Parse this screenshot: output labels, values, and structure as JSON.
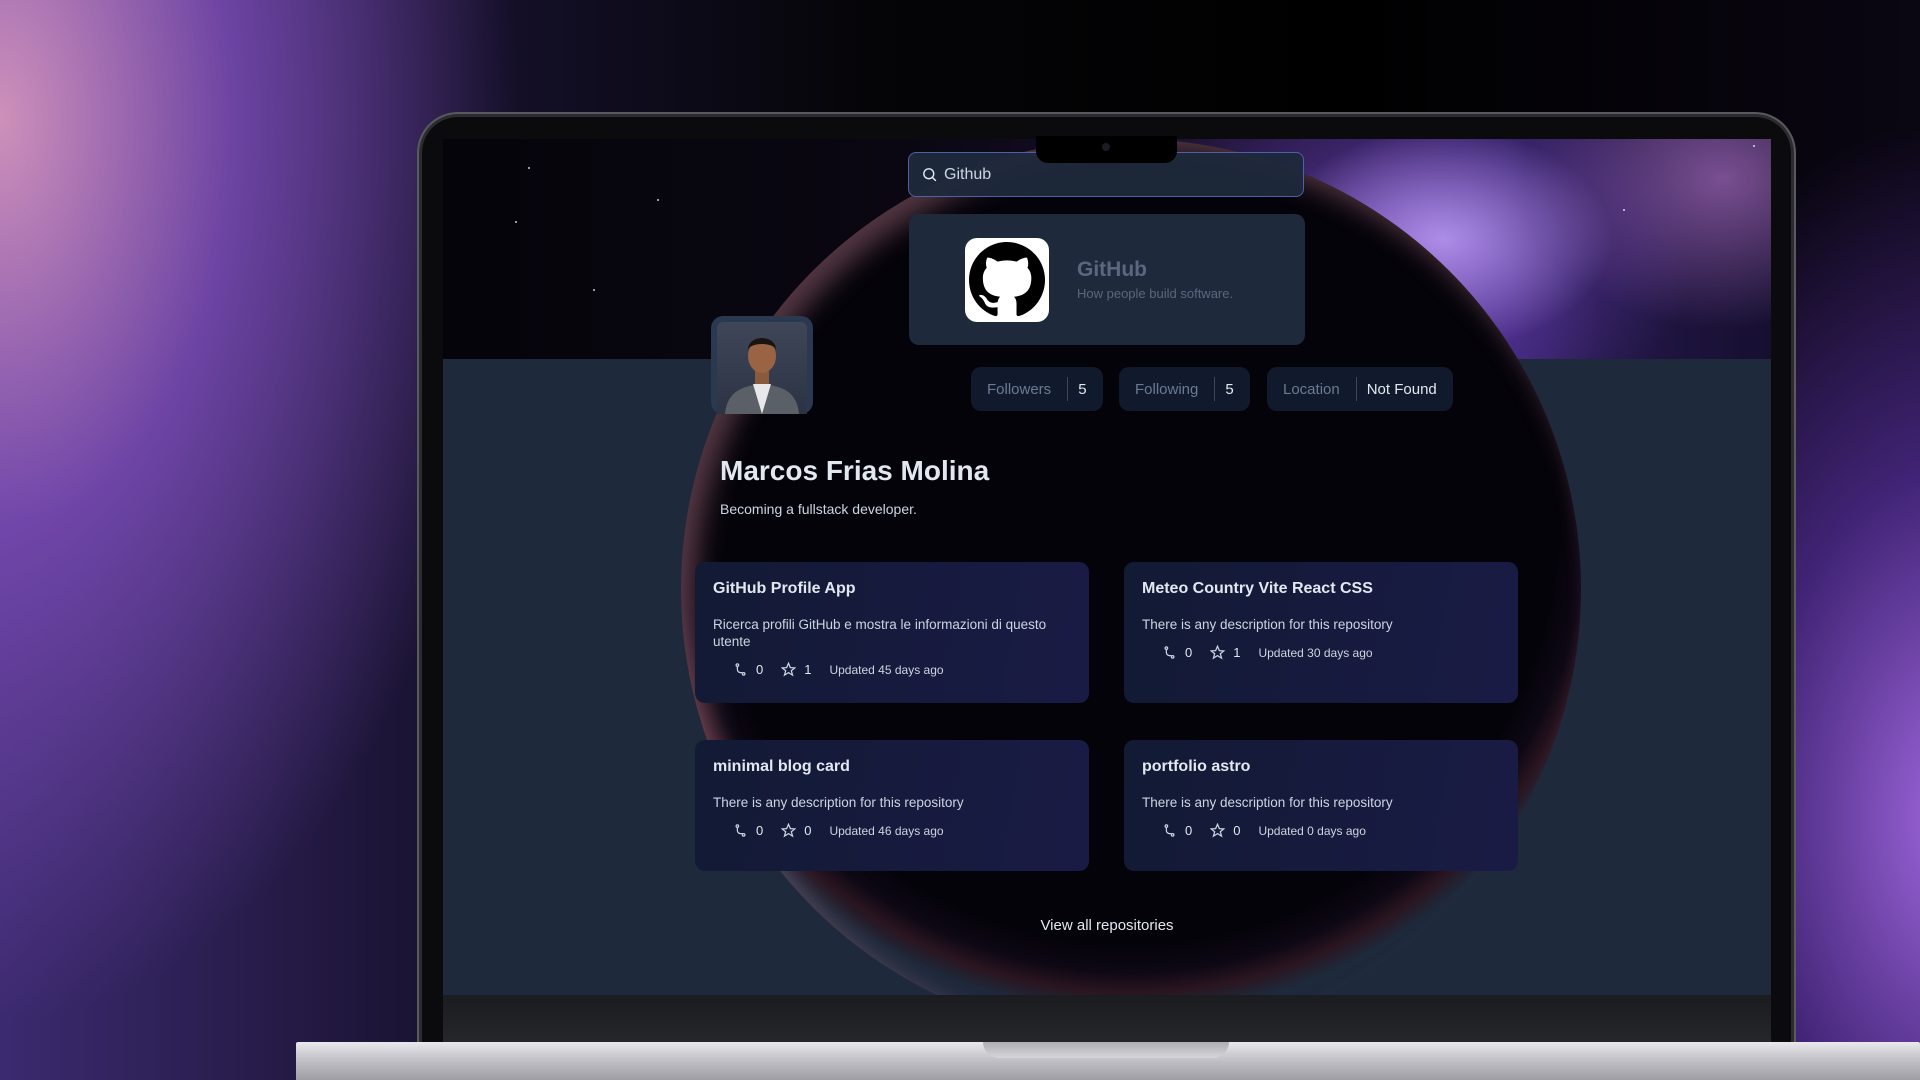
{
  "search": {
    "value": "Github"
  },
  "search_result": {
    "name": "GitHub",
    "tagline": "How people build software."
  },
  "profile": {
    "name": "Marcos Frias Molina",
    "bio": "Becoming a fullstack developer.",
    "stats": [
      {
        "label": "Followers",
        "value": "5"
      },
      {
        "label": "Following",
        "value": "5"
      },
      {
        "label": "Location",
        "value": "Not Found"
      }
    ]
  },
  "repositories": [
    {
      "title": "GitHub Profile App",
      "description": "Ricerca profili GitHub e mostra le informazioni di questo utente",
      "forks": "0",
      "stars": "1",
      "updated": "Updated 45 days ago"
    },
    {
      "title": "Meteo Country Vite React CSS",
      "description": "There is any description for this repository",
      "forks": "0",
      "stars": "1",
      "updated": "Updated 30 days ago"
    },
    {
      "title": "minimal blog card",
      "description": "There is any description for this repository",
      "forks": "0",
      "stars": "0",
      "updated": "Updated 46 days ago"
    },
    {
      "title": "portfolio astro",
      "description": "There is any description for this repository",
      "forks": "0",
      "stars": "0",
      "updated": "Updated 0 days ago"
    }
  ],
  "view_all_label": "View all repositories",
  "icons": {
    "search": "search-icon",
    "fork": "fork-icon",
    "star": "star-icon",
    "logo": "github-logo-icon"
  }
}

*Problem to work on*
Look through the data above. Each line containing the word "repositories" needs to be copied.

*Solution for this task*
  "repositories": [
  "view_all_label": "View all repositories",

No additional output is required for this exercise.